* **Recorded data**
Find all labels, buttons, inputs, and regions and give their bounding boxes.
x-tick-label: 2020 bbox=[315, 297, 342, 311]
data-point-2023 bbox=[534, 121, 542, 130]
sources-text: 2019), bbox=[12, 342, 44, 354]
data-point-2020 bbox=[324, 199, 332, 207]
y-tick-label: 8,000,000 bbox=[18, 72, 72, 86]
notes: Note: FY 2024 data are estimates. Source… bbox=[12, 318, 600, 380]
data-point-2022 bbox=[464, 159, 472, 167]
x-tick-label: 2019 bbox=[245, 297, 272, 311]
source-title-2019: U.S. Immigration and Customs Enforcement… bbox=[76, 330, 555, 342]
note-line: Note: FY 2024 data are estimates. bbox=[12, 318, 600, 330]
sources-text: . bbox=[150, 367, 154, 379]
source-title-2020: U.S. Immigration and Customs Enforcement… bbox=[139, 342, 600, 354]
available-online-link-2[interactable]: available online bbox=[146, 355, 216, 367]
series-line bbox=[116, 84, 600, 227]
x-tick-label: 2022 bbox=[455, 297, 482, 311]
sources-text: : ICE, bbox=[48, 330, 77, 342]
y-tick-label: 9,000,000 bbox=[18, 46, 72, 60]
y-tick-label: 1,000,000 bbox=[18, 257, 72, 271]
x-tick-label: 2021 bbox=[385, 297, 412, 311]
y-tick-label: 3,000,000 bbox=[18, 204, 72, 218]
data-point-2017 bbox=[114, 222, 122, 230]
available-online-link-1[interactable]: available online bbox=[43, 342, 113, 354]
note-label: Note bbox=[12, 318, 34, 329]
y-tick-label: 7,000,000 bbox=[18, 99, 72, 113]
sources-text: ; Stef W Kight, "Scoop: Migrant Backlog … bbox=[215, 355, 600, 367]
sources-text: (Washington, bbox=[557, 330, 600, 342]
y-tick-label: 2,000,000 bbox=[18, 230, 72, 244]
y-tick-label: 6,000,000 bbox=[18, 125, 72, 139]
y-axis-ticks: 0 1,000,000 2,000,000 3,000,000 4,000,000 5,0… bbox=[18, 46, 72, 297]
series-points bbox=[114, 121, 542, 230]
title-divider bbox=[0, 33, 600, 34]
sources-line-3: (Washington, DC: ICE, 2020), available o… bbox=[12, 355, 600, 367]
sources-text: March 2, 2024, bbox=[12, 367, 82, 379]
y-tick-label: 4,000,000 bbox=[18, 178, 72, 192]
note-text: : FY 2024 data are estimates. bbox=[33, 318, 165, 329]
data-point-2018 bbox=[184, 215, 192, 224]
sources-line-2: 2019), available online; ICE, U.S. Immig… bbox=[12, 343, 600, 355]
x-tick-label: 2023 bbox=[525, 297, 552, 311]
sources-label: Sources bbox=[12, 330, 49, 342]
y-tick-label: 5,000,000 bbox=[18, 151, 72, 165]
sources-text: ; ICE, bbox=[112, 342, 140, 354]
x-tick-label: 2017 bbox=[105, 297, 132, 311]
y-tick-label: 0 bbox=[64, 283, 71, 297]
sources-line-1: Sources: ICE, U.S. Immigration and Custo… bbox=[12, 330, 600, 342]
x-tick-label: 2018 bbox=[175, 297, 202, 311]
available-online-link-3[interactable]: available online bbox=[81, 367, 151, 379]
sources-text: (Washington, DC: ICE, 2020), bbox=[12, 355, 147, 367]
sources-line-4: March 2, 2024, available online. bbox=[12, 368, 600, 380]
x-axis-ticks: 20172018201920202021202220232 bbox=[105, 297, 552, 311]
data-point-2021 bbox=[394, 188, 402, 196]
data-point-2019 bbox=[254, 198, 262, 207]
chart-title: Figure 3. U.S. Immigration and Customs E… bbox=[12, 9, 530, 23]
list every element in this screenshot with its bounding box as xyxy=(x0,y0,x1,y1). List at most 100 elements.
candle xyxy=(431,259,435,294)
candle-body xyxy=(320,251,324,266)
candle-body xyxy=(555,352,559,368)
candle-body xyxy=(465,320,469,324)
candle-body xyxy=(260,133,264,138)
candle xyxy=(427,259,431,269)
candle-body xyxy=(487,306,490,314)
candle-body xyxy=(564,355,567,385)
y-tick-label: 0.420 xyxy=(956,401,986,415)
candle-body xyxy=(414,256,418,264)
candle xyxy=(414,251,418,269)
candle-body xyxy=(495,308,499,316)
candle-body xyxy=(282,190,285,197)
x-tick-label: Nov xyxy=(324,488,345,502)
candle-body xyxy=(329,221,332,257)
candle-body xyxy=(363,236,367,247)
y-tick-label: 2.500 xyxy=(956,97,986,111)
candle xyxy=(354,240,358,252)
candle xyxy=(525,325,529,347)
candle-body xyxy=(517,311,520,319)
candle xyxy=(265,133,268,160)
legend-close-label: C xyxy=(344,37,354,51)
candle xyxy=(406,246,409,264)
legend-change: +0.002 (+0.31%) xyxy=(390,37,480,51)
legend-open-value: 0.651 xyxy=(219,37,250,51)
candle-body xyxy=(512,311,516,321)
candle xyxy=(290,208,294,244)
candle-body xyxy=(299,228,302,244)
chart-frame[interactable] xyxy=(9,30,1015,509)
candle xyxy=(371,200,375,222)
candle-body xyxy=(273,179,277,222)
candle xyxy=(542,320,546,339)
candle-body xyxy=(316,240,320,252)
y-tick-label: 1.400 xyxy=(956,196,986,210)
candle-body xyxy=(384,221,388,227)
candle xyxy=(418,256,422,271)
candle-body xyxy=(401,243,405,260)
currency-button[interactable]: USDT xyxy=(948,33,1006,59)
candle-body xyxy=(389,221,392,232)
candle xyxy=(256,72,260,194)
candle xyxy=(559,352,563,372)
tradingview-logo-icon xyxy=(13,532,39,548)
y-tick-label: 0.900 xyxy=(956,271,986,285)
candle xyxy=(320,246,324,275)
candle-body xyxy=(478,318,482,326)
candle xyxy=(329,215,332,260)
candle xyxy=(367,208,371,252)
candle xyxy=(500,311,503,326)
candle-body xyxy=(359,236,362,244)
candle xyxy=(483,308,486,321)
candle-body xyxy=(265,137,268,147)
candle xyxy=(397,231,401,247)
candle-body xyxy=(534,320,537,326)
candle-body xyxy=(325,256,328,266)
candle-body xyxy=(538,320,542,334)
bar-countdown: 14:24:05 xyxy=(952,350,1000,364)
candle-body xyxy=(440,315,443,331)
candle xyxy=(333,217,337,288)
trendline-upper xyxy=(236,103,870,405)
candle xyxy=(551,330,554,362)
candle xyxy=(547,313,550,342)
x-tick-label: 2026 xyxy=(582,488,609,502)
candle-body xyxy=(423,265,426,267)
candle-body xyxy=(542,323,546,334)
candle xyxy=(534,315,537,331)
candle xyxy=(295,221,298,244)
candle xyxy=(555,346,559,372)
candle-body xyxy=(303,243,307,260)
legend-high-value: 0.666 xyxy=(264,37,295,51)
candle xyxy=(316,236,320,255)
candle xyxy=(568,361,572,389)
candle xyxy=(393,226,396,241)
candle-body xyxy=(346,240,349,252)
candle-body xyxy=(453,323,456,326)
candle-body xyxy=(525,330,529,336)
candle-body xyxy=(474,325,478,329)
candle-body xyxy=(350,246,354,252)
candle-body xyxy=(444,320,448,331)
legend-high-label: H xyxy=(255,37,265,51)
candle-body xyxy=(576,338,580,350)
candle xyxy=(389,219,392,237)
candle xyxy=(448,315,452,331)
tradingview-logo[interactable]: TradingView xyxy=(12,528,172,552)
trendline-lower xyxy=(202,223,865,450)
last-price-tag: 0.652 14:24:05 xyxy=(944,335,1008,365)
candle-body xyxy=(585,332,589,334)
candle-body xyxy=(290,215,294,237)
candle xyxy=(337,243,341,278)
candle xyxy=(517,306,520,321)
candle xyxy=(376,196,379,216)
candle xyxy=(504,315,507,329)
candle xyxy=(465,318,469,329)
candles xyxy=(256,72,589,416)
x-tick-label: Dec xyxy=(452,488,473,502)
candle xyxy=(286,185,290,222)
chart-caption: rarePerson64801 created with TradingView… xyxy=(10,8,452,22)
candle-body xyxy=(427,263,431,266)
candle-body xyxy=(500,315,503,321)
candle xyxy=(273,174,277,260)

* **What you need to do**
Reproduce the lines from the start of the records through the line holding "available-online-link-2[interactable]: available online", inclusive, with no changes.

* **Answer**
Find all labels, buttons, inputs, and regions and give their bounding boxes.
x-tick-label: 2020 bbox=[315, 297, 342, 311]
data-point-2023 bbox=[534, 121, 542, 130]
sources-text: 2019), bbox=[12, 342, 44, 354]
data-point-2020 bbox=[324, 199, 332, 207]
y-tick-label: 8,000,000 bbox=[18, 72, 72, 86]
notes: Note: FY 2024 data are estimates. Source… bbox=[12, 318, 600, 380]
data-point-2022 bbox=[464, 159, 472, 167]
x-tick-label: 2019 bbox=[245, 297, 272, 311]
source-title-2019: U.S. Immigration and Customs Enforcement… bbox=[76, 330, 555, 342]
note-line: Note: FY 2024 data are estimates. bbox=[12, 318, 600, 330]
sources-text: . bbox=[150, 367, 154, 379]
source-title-2020: U.S. Immigration and Customs Enforcement… bbox=[139, 342, 600, 354]
available-online-link-2[interactable]: available online bbox=[146, 355, 216, 367]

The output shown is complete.